Directions:
Print out the entries below with no edits.

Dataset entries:
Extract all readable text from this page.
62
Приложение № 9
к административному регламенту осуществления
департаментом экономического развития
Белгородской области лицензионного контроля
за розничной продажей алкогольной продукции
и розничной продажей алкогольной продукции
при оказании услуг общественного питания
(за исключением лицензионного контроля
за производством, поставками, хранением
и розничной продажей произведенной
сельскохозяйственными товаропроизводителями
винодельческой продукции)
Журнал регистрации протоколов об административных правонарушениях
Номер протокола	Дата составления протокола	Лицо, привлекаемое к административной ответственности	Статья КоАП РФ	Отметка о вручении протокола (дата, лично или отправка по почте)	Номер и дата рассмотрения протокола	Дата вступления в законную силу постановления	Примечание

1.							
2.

Full solution:
Extract all readable text from this page.
62
Приложение № 9
к административному регламенту осуществления
департаментом экономического развития
Белгородской области лицензионного контроля
за розничной продажей алкогольной продукции
и розничной продажей алкогольной продукции
при оказании услуг общественного питания
(за исключением лицензионного контроля
за производством, поставками, хранением
и розничной продажей произведенной
сельскохозяйственными товаропроизводителями
винодельческой продукции)
Журнал регистрации протоколов об административных правонарушениях
Номер протокола	Дата составления протокола	Лицо, привлекаемое к административной ответственности	Статья КоАП РФ	Отметка о вручении протокола (дата, лично или отправка по почте)	Номер и дата рассмотрения протокола	Дата вступления в законную силу постановления	Примечание

1.							
2.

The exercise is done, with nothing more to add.